▶ _What is asked_:
Rewrite every line of the data below as a Markdown table with the columns "Row" and "Data line": number each row and put the line beside it, leaving out blank lines.

* BEGIN *

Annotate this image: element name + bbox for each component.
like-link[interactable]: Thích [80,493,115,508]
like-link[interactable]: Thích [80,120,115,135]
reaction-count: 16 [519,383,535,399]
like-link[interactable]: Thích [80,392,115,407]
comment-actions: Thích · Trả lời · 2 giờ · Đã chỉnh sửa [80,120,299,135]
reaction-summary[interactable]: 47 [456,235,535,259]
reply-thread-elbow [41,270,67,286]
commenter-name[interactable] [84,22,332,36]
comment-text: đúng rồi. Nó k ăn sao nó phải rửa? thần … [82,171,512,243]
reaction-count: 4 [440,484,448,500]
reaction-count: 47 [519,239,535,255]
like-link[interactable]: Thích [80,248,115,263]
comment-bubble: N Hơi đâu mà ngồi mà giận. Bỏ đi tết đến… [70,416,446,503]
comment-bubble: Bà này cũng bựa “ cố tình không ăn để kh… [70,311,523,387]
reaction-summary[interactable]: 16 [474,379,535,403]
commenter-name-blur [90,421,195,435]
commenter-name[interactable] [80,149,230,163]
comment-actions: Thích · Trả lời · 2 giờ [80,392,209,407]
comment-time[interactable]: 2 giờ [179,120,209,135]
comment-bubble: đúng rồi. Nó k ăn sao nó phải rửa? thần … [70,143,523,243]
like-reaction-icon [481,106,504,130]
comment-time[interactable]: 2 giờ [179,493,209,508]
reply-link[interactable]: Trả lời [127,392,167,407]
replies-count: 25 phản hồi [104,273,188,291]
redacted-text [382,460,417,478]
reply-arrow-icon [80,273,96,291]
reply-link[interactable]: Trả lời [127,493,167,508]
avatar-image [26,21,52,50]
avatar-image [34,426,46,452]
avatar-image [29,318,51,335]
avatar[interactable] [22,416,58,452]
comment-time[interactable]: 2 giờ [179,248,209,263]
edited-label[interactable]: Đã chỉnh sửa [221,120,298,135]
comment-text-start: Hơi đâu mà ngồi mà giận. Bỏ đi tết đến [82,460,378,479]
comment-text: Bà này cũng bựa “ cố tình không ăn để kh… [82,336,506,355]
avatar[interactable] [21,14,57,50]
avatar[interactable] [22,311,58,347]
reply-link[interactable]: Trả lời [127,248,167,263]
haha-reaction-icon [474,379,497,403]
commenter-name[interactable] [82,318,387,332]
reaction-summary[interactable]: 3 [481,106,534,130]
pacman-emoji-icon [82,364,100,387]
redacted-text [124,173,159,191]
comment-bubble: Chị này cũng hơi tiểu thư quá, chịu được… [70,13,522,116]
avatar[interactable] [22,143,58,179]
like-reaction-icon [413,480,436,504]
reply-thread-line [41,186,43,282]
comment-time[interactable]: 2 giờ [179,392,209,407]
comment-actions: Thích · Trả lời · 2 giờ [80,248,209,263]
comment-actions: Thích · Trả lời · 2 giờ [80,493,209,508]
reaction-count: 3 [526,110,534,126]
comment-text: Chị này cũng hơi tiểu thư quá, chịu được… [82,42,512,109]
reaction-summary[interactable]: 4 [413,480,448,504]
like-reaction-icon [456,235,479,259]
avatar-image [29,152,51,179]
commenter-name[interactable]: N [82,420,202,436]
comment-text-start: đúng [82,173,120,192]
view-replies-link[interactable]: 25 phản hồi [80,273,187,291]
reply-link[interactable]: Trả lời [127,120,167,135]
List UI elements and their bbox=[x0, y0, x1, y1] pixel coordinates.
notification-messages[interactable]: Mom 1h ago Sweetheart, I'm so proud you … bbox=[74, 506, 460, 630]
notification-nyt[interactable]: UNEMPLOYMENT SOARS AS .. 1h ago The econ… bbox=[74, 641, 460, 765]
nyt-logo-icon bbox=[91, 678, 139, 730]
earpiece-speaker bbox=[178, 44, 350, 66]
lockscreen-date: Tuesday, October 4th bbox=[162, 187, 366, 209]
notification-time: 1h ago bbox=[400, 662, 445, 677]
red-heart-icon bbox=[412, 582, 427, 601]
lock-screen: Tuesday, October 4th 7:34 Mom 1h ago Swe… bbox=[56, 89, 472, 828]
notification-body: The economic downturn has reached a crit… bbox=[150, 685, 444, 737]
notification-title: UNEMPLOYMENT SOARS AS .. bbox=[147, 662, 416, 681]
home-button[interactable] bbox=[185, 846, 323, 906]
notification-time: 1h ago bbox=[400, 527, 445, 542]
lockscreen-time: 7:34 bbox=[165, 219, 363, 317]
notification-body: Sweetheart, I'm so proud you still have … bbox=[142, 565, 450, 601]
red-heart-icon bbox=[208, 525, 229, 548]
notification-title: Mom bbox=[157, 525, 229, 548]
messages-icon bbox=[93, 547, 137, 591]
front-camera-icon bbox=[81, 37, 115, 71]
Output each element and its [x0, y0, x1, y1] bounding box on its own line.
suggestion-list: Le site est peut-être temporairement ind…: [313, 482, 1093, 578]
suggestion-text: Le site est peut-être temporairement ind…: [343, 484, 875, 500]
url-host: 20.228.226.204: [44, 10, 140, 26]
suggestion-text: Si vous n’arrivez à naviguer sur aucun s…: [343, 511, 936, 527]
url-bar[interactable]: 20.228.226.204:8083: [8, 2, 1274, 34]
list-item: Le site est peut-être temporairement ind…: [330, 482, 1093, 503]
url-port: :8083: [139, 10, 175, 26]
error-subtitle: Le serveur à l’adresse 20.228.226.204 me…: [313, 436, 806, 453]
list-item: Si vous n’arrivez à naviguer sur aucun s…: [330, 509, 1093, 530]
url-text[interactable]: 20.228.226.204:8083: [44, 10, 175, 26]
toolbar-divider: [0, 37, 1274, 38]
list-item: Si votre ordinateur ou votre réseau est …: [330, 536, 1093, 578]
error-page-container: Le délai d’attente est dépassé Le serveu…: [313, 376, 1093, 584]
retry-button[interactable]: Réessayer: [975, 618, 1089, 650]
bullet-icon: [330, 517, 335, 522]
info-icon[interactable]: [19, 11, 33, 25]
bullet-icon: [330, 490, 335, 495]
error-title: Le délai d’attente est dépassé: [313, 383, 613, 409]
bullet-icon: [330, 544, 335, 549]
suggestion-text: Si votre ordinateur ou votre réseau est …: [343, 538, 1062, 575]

* END *

▶ _Right answer_:
| Row | Data line |
|---|---|
| 1 | Annotate this image: element name + bbox for each component. |
| 2 | like-link[interactable]: Thích [80,493,115,508] |
| 3 | like-link[interactable]: Thích [80,120,115,135] |
| 4 | reaction-count: 16 [519,383,535,399] |
| 5 | like-link[interactable]: Thích [80,392,115,407] |
| 6 | comment-actions: Thích · Trả lời · 2 giờ · Đã chỉnh sửa [80,120,299,135] |
| 7 | reaction-summary[interactable]: 47 [456,235,535,259] |
| 8 | reply-thread-elbow [41,270,67,286] |
| 9 | commenter-name[interactable] [84,22,332,36] |
| 10 | comment-text: đúng rồi. Nó k ăn sao nó phải rửa? thần … [82,171,512,243] |
| 11 | reaction-count: 4 [440,484,448,500] |
| 12 | reaction-count: 47 [519,239,535,255] |
| 13 | like-link[interactable]: Thích [80,248,115,263] |
| 14 | comment-bubble: N Hơi đâu mà ngồi mà giận. Bỏ đi tết đến… [70,416,446,503] |
| 15 | comment-bubble: Bà này cũng bựa “ cố tình không ăn để kh… [70,311,523,387] |
| 16 | reaction-summary[interactable]: 16 [474,379,535,403] |
| 17 | commenter-name-blur [90,421,195,435] |
| 18 | commenter-name[interactable] [80,149,230,163] |
| 19 | comment-actions: Thích · Trả lời · 2 giờ [80,392,209,407] |
| 20 | comment-time[interactable]: 2 giờ [179,120,209,135] |
| 21 | comment-bubble: đúng rồi. Nó k ăn sao nó phải rửa? thần … [70,143,523,243] |
| 22 | like-reaction-icon [481,106,504,130] |
| 23 | comment-time[interactable]: 2 giờ [179,493,209,508] |
| 24 | reply-link[interactable]: Trả lời [127,392,167,407] |
| 25 | replies-count: 25 phản hồi [104,273,188,291] |
| 26 | redacted-text [382,460,417,478] |
| 27 | reply-arrow-icon [80,273,96,291] |
| 28 | reply-link[interactable]: Trả lời [127,493,167,508] |
| 29 | avatar-image [26,21,52,50] |
| 30 | avatar-image [34,426,46,452] |
| 31 | avatar-image [29,318,51,335] |
| 32 | avatar[interactable] [22,416,58,452] |
| 33 | comment-time[interactable]: 2 giờ [179,248,209,263] |
| 34 | edited-label[interactable]: Đã chỉnh sửa [221,120,298,135] |
| 35 | comment-text-start: Hơi đâu mà ngồi mà giận. Bỏ đi tết đến [82,460,378,479] |
| 36 | comment-text: Bà này cũng bựa “ cố tình không ăn để kh… [82,336,506,355] |
| 37 | avatar[interactable] [21,14,57,50] |
| 38 | avatar[interactable] [22,311,58,347] |
| 39 | reply-link[interactable]: Trả lời [127,248,167,263] |
| 40 | haha-reaction-icon [474,379,497,403] |
| 41 | commenter-name[interactable] [82,318,387,332] |
| 42 | reaction-summary[interactable]: 3 [481,106,534,130] |
| 43 | pacman-emoji-icon [82,364,100,387] |
| 44 | redacted-text [124,173,159,191] |
| 45 | comment-bubble: Chị này cũng hơi tiểu thư quá, chịu được… [70,13,522,116] |
| 46 | avatar[interactable] [22,143,58,179] |
| 47 | like-reaction-icon [413,480,436,504] |
| 48 | reply-thread-line [41,186,43,282] |
| 49 | comment-time[interactable]: 2 giờ [179,392,209,407] |
| 50 | comment-actions: Thích · Trả lời · 2 giờ [80,248,209,263] |
| 51 | comment-actions: Thích · Trả lời · 2 giờ [80,493,209,508] |
| 52 | reaction-count: 3 [526,110,534,126] |
| 53 | comment-text: Chị này cũng hơi tiểu thư quá, chịu được… [82,42,512,109] |
| 54 | reaction-summary[interactable]: 4 [413,480,448,504] |
| 55 | like-reaction-icon [456,235,479,259] |
| 56 | avatar-image [29,152,51,179] |
| 57 | commenter-name[interactable]: N [82,420,202,436] |
| 58 | comment-text-start: đúng [82,173,120,192] |
| 59 | view-replies-link[interactable]: 25 phản hồi [80,273,187,291] |
| 60 | reply-link[interactable]: Trả lời [127,120,167,135] |
| 61 | List UI elements and their bbox=[x0, y0, x1, y1] pixel coordinates. |
| 62 | notification-messages[interactable]: Mom 1h ago Sweetheart, I'm so proud you … bbox=[74, 506, 460, 630] |
| 63 | notification-nyt[interactable]: UNEMPLOYMENT SOARS AS .. 1h ago The econ… bbox=[74, 641, 460, 765] |
| 64 | nyt-logo-icon bbox=[91, 678, 139, 730] |
| 65 | earpiece-speaker bbox=[178, 44, 350, 66] |
| 66 | lockscreen-date: Tuesday, October 4th bbox=[162, 187, 366, 209] |
| 67 | notification-time: 1h ago bbox=[400, 662, 445, 677] |
| 68 | red-heart-icon bbox=[412, 582, 427, 601] |
| 69 | lock-screen: Tuesday, October 4th 7:34 Mom 1h ago Swe… bbox=[56, 89, 472, 828] |
| 70 | notification-body: The economic downturn has reached a crit… bbox=[150, 685, 444, 737] |
| 71 | notification-title: UNEMPLOYMENT SOARS AS .. bbox=[147, 662, 416, 681] |
| 72 | home-button[interactable] bbox=[185, 846, 323, 906] |
| 73 | notification-time: 1h ago bbox=[400, 527, 445, 542] |
| 74 | lockscreen-time: 7:34 bbox=[165, 219, 363, 317] |
| 75 | notification-body: Sweetheart, I'm so proud you still have … bbox=[142, 565, 450, 601] |
| 76 | red-heart-icon bbox=[208, 525, 229, 548] |
| 77 | notification-title: Mom bbox=[157, 525, 229, 548] |
| 78 | messages-icon bbox=[93, 547, 137, 591] |
| 79 | front-camera-icon bbox=[81, 37, 115, 71] |
| 80 | Output each element and its [x0, y0, x1, y1] bounding box on its own line. |
| 81 | suggestion-list: Le site est peut-être temporairement ind…: [313, 482, 1093, 578] |
| 82 | suggestion-text: Le site est peut-être temporairement ind…: [343, 484, 875, 500] |
| 83 | url-host: 20.228.226.204: [44, 10, 140, 26] |
| 84 | suggestion-text: Si vous n’arrivez à naviguer sur aucun s…: [343, 511, 936, 527] |
| 85 | url-bar[interactable]: 20.228.226.204:8083: [8, 2, 1274, 34] |
| 86 | list-item: Le site est peut-être temporairement ind…: [330, 482, 1093, 503] |
| 87 | url-port: :8083: [139, 10, 175, 26] |
| 88 | error-subtitle: Le serveur à l’adresse 20.228.226.204 me…: [313, 436, 806, 453] |
| 89 | list-item: Si vous n’arrivez à naviguer sur aucun s…: [330, 509, 1093, 530] |
| 90 | url-text[interactable]: 20.228.226.204:8083: [44, 10, 175, 26] |
| 91 | toolbar-divider: [0, 37, 1274, 38] |
| 92 | list-item: Si votre ordinateur ou votre réseau est …: [330, 536, 1093, 578] |
| 93 | error-page-container: Le délai d’attente est dépassé Le serveu…: [313, 376, 1093, 584] |
| 94 | retry-button[interactable]: Réessayer: [975, 618, 1089, 650] |
| 95 | bullet-icon: [330, 517, 335, 522] |
| 96 | info-icon[interactable]: [19, 11, 33, 25] |
| 97 | bullet-icon: [330, 490, 335, 495] |
| 98 | error-title: Le délai d’attente est dépassé: [313, 383, 613, 409] |
| 99 | bullet-icon: [330, 544, 335, 549] |
| 100 | suggestion-text: Si votre ordinateur ou votre réseau est …: [343, 538, 1062, 575] |